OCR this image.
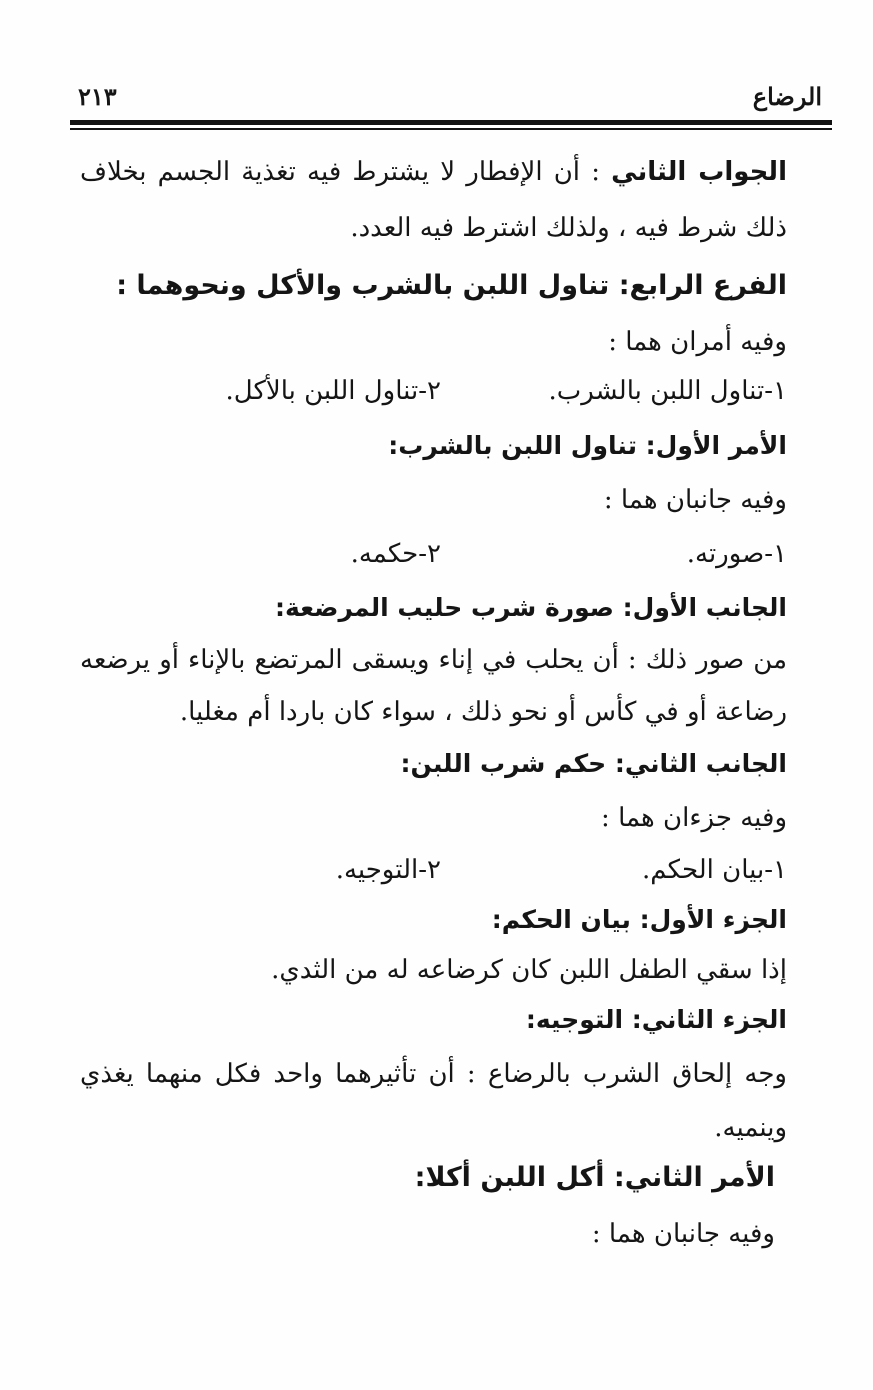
الرضاع
٢١٣
الجواب الثاني : أن الإفطار لا يشترط فيه تغذية الجسم بخلاف
ذلك شرط فيه ، ولذلك اشترط فيه العدد.
الفرع الرابع: تناول اللبن بالشرب والأكل ونحوهما :
وفيه أمران هما :
١-تناول اللبن بالشرب.
٢-تناول اللبن بالأكل.
الأمر الأول: تناول اللبن بالشرب:
وفيه جانبان هما :
١-صورته.
٢-حكمه.
الجانب الأول: صورة شرب حليب المرضعة:
من صور ذلك : أن يحلب في إناء ويسقى المرتضع بالإناء أو يرضعه
رضاعة أو في كأس أو نحو ذلك ، سواء كان باردا أم مغليا.
الجانب الثاني: حكم شرب اللبن:
وفيه جزءان هما :
١-بيان الحكم.
٢-التوجيه.
الجزء الأول: بيان الحكم:
إذا سقي الطفل اللبن كان كرضاعه له من الثدي.
الجزء الثاني: التوجيه:
وجه إلحاق الشرب بالرضاع : أن تأثيرهما واحد فكل منهما يغذي
وينميه.
الأمر الثاني: أكل اللبن أكلا:
وفيه جانبان هما :
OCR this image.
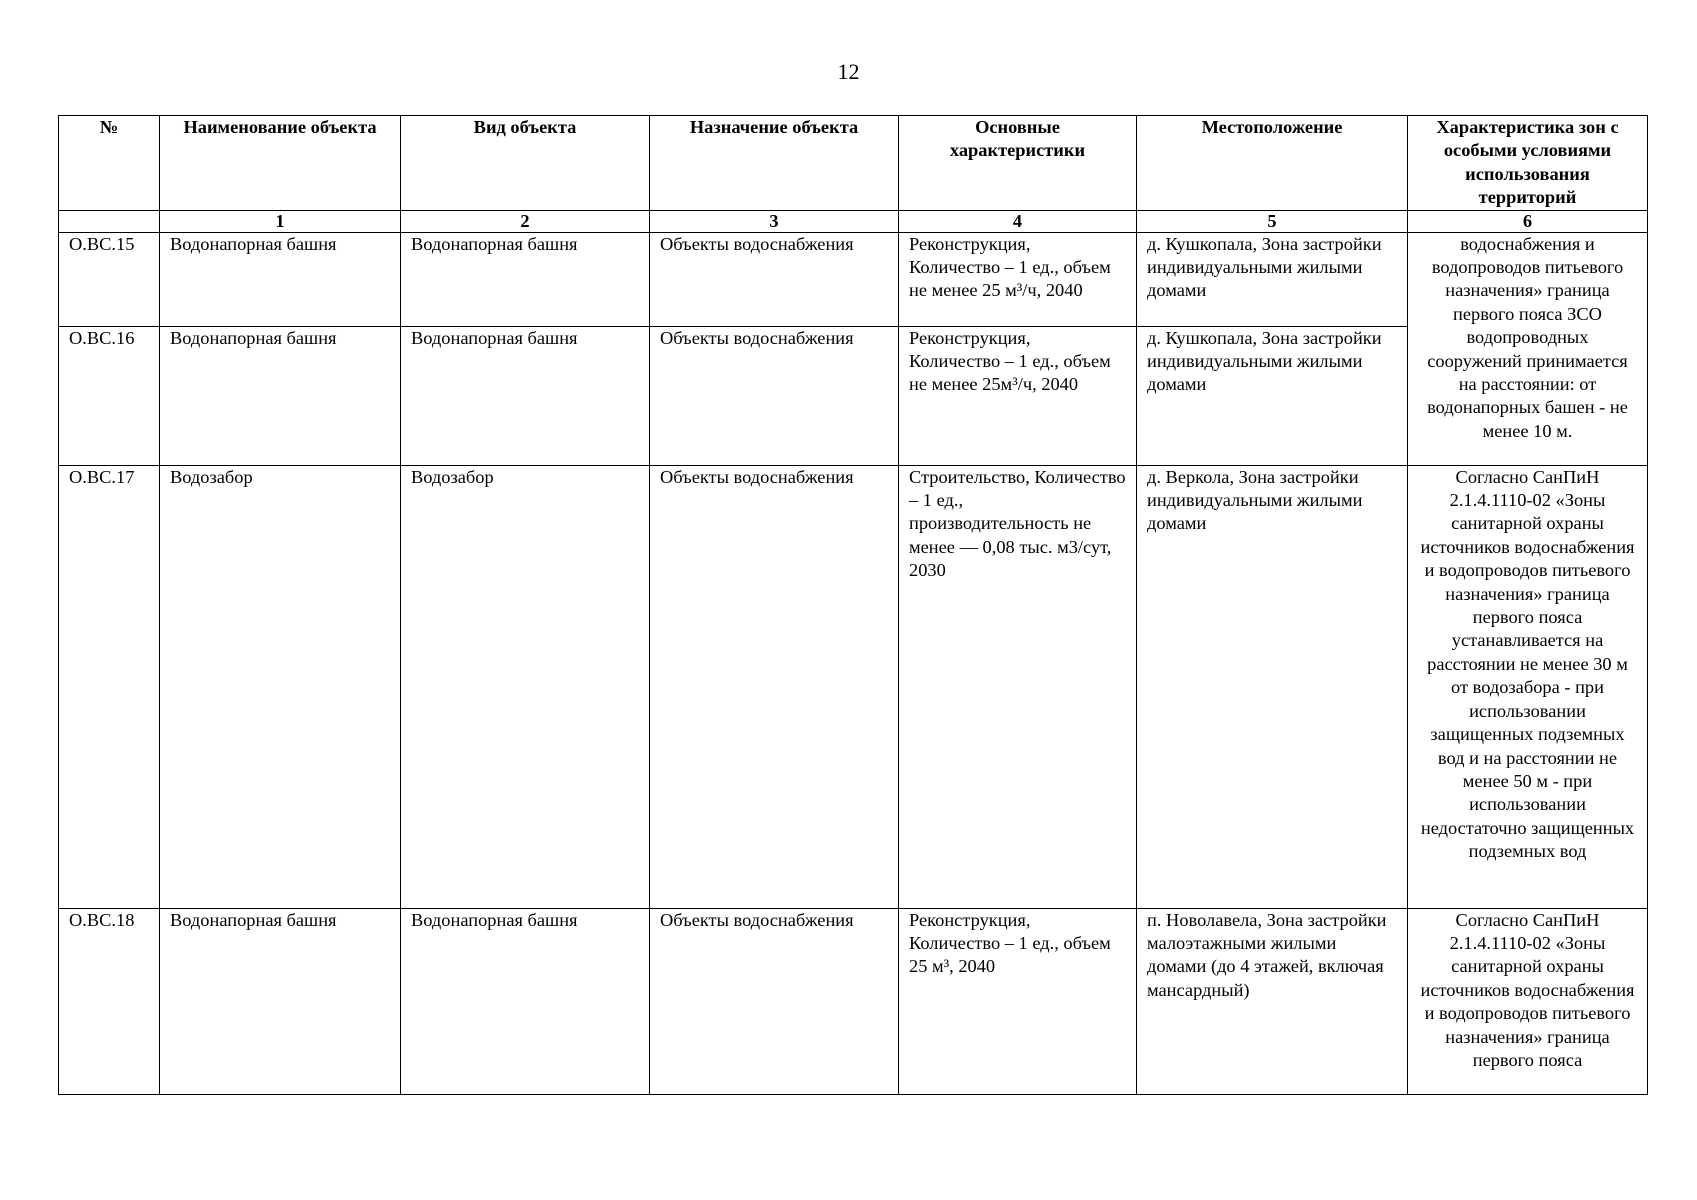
12
№	Наименование объекта	Вид объекта	Назначение объекта	Основные характеристики	Местоположение	Характеристика зон с особыми условиями использования территорий
	1	2	3	4	5	6
О.ВС.15	Водонапорная башня	Водонапорная башня	Объекты водоснабжения	Реконструкция, Количество – 1 ед., объем не менее 25 м³/ч, 2040	д. Кушкопала, Зона застройки индивидуальными жилыми домами	водоснабжения и водопроводов питьевого назначения» граница первого пояса ЗСО водопроводных сооружений принимается на расстоянии: от водонапорных башен - не менее 10 м.
О.ВС.16	Водонапорная башня	Водонапорная башня	Объекты водоснабжения	Реконструкция, Количество – 1 ед., объем не менее 25м³/ч, 2040	д. Кушкопала, Зона застройки индивидуальными жилыми домами	
О.ВС.17	Водозабор	Водозабор	Объекты водоснабжения	Строительство, Количество – 1 ед., производительность не менее — 0,08 тыс. м3/сут, 2030	д. Веркола, Зона застройки индивидуальными жилыми домами	Согласно СанПиН 2.1.4.1110-02 «Зоны санитарной охраны источников водоснабжения и водопроводов питьевого назначения» граница первого пояса устанавливается на расстоянии не менее 30 м от водозабора - при использовании защищенных подземных вод и на расстоянии не менее 50 м - при использовании недостаточно защищенных подземных вод
О.ВС.18	Водонапорная башня	Водонапорная башня	Объекты водоснабжения	Реконструкция, Количество – 1 ед., объем 25 м³, 2040	п. Новолавела, Зона застройки малоэтажными жилыми домами (до 4 этажей, включая мансардный)	Согласно СанПиН 2.1.4.1110-02 «Зоны санитарной охраны источников водоснабжения и водопроводов питьевого назначения» граница первого пояса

────

__Work to complete__
Check each line of the records above for "الأمر", and copy those that have it.

__Solution for this problem__
الأمر الأول: تناول اللبن بالشرب:
الأمر الثاني: أكل اللبن أكلا:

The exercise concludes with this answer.